→ EXERCISE DIRECTIONS
Which lines below hold the word "structured"? Copy all of them.

== INPUT DATA

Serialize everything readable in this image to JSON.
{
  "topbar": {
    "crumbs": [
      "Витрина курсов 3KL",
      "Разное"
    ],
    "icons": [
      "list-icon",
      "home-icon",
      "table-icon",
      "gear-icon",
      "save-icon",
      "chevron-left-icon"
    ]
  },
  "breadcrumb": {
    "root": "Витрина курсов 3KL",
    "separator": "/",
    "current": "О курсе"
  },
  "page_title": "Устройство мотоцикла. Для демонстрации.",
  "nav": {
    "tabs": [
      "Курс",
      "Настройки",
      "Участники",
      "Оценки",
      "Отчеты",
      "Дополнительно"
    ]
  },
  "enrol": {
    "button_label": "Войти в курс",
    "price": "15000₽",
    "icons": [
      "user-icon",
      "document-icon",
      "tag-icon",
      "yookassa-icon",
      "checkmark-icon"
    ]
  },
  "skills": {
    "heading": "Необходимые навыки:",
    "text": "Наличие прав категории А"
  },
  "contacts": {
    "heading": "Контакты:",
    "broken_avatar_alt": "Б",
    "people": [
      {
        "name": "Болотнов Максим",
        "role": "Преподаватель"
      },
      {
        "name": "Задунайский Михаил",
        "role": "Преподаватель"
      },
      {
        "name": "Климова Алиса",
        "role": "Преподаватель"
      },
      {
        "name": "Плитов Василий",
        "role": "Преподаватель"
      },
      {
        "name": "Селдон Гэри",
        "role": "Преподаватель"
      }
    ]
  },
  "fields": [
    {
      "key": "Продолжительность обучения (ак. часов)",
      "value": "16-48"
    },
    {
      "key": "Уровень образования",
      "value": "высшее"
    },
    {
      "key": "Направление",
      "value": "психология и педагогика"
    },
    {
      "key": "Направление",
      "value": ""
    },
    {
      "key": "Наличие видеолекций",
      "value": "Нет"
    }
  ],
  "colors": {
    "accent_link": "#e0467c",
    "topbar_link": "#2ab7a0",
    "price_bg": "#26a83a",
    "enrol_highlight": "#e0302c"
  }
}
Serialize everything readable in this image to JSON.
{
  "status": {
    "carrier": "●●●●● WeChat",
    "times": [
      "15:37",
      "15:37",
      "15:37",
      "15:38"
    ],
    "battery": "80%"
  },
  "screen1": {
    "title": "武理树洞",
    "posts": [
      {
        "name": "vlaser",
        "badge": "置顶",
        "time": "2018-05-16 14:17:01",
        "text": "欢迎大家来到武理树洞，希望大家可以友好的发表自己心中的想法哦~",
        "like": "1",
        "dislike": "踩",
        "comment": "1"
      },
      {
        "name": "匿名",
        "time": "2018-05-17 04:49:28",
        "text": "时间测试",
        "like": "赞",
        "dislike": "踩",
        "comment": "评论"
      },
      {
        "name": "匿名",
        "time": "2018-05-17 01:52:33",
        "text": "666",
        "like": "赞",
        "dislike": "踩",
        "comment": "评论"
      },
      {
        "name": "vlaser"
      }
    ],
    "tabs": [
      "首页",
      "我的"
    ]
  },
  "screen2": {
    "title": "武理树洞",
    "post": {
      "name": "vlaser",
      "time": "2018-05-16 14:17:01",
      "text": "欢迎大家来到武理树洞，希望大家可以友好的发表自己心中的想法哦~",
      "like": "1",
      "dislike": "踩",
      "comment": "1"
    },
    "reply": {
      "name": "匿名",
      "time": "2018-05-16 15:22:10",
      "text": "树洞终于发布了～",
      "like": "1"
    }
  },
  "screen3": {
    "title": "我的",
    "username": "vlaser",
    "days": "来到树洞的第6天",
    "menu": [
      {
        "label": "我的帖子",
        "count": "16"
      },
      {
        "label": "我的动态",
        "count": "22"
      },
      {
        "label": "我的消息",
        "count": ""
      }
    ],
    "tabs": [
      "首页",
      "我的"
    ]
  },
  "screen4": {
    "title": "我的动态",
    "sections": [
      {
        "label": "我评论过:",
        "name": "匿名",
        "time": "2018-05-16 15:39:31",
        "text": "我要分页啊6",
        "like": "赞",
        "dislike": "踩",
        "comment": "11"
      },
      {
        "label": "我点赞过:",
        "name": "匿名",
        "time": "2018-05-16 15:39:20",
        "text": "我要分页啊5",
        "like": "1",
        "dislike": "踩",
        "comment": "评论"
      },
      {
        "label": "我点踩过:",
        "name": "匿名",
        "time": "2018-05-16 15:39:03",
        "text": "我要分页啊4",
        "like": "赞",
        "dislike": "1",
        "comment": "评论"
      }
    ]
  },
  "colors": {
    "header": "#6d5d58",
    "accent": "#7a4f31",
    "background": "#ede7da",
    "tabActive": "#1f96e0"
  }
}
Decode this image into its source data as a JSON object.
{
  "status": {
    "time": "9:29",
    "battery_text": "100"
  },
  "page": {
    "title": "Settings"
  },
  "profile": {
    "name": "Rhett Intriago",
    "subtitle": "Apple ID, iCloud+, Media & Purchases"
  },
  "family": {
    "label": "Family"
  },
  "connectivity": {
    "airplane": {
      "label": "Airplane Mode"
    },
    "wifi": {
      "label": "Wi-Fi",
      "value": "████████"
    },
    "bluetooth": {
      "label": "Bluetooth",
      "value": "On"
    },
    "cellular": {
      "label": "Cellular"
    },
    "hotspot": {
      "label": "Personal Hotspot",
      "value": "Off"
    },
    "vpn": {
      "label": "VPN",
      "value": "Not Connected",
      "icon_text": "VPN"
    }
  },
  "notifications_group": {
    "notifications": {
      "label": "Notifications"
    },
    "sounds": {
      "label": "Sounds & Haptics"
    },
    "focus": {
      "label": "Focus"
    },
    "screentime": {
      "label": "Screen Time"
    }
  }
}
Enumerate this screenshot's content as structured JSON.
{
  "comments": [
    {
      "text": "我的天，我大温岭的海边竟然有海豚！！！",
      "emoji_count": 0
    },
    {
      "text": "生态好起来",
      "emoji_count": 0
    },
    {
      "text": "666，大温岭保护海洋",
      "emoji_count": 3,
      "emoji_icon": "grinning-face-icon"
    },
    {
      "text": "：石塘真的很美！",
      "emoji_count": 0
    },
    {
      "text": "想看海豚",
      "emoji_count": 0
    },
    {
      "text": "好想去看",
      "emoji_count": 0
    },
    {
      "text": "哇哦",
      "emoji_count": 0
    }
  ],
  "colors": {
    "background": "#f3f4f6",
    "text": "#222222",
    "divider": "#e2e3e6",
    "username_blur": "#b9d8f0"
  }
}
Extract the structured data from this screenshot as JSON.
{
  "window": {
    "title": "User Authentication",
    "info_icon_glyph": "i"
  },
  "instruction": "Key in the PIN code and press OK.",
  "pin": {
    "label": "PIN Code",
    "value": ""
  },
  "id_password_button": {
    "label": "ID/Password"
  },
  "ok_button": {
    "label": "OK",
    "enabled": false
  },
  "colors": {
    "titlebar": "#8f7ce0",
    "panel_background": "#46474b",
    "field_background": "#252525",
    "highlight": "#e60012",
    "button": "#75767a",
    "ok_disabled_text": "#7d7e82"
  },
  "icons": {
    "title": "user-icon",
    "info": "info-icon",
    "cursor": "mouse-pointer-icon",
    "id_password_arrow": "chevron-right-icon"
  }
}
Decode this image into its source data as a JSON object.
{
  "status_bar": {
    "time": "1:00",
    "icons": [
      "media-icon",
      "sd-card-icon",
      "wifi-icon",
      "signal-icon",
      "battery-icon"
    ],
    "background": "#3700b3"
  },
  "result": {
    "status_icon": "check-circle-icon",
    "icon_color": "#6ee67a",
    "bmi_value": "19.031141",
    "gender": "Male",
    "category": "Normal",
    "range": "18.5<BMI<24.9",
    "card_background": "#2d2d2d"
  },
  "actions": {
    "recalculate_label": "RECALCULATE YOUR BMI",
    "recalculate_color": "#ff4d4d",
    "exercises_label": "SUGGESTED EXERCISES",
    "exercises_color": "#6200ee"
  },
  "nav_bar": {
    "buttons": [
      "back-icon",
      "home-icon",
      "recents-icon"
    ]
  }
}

====

→ RESULT FOR THIS EXERCISE
Enumerate this screenshot's content as structured JSON.
Extract the structured data from this screenshot as JSON.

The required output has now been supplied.